- _RECORDS SUPPLIED_:
>>>

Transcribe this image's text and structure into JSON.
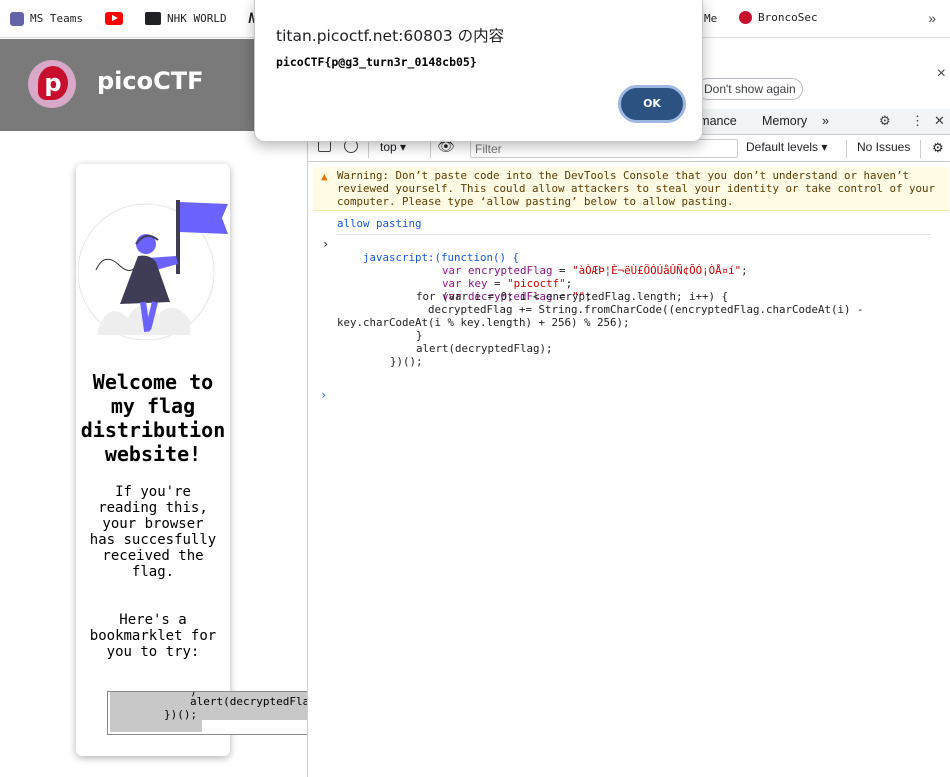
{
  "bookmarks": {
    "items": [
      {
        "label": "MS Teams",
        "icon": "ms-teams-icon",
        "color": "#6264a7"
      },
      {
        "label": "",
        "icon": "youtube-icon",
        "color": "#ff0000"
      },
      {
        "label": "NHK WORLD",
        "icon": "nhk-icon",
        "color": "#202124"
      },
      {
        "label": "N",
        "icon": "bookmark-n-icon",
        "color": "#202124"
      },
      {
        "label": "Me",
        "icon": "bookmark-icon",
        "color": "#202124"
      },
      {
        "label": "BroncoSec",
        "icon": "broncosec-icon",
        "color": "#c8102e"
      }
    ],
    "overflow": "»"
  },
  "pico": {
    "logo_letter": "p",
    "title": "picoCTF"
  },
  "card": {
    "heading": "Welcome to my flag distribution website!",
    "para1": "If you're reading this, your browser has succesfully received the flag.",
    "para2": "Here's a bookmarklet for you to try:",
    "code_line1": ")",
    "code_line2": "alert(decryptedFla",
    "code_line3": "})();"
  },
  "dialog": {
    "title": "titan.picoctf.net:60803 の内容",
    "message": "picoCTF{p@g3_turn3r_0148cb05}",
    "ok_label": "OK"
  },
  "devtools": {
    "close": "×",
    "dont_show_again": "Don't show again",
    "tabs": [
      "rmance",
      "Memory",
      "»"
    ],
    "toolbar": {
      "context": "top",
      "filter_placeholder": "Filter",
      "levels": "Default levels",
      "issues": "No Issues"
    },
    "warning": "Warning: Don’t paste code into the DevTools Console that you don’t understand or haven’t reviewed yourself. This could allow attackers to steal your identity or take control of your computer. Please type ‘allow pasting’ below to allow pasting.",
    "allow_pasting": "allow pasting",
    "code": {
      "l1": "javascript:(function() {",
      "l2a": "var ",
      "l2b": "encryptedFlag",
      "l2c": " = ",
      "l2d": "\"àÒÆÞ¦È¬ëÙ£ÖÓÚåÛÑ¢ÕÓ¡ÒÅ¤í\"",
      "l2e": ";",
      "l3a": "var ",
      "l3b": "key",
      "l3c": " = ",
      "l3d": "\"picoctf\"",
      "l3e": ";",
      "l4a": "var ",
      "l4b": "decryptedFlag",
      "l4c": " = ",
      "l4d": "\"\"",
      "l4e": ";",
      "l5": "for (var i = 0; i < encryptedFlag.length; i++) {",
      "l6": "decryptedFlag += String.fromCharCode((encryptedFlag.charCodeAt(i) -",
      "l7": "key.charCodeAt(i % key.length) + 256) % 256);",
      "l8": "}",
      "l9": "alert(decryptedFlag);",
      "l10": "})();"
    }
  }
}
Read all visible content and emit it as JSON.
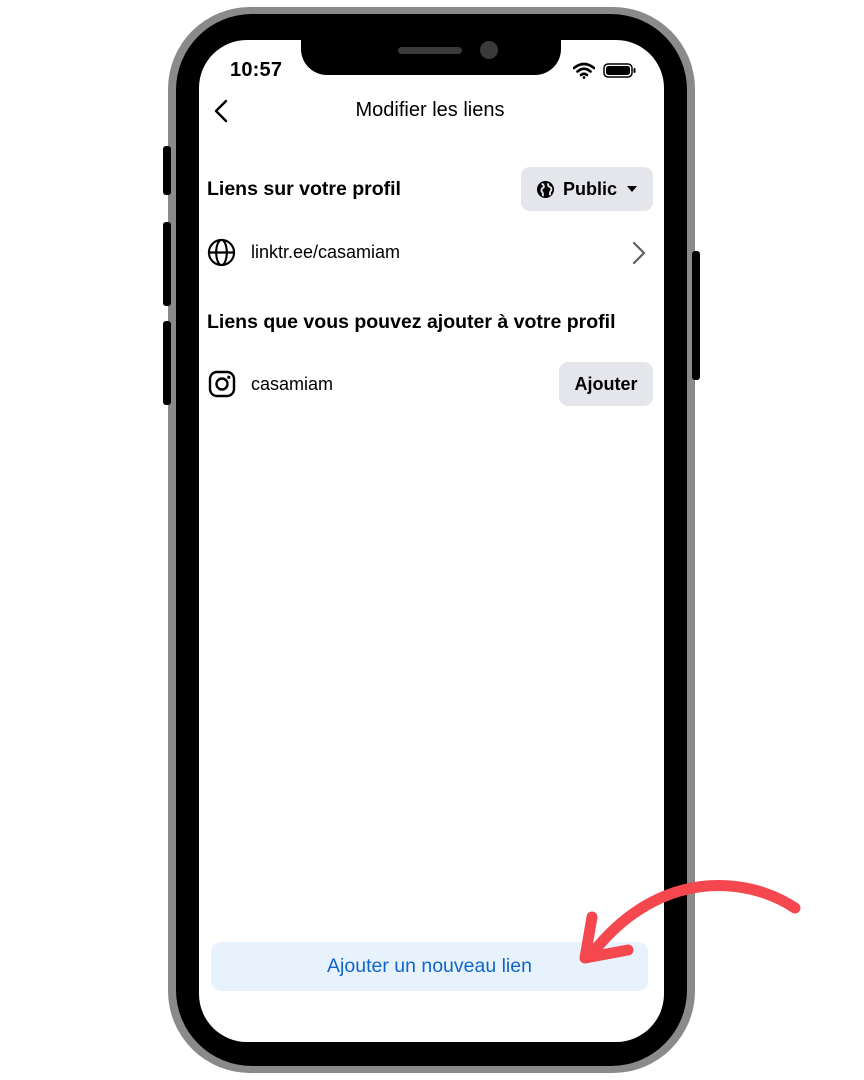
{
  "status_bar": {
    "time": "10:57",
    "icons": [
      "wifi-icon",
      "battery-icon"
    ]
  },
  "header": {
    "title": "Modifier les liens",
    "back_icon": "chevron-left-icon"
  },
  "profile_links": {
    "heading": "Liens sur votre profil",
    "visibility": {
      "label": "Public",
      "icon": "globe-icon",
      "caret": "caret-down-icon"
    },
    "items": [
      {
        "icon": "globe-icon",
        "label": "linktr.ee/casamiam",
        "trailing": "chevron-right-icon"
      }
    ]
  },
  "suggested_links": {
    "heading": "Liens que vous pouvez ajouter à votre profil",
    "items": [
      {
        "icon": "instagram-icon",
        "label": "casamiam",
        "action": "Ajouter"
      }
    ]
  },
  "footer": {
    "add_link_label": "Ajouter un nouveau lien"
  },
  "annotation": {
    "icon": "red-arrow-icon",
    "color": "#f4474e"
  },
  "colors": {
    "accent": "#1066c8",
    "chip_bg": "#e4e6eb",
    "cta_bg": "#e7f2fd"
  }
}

<<<

- _AIM OF THE TASK_: Repeat nothing but the lines from the one containing "Read all visible content and emit it as JSON." through the end of the entries, exactly, and skip the pictures.

- _SOLUTION FOR THIS PROBLEM_:
Read all visible content and emit it as JSON.
{
  "status_bar": {
    "time": "10:57",
    "icons": [
      "wifi-icon",
      "battery-icon"
    ]
  },
  "header": {
    "title": "Modifier les liens",
    "back_icon": "chevron-left-icon"
  },
  "profile_links": {
    "heading": "Liens sur votre profil",
    "visibility": {
      "label": "Public",
      "icon": "globe-icon",
      "caret": "caret-down-icon"
    },
    "items": [
      {
        "icon": "globe-icon",
        "label": "linktr.ee/casamiam",
        "trailing": "chevron-right-icon"
      }
    ]
  },
  "suggested_links": {
    "heading": "Liens que vous pouvez ajouter à votre profil",
    "items": [
      {
        "icon": "instagram-icon",
        "label": "casamiam",
        "action": "Ajouter"
      }
    ]
  },
  "footer": {
    "add_link_label": "Ajouter un nouveau lien"
  },
  "annotation": {
    "icon": "red-arrow-icon",
    "color": "#f4474e"
  },
  "colors": {
    "accent": "#1066c8",
    "chip_bg": "#e4e6eb",
    "cta_bg": "#e7f2fd"
  }
}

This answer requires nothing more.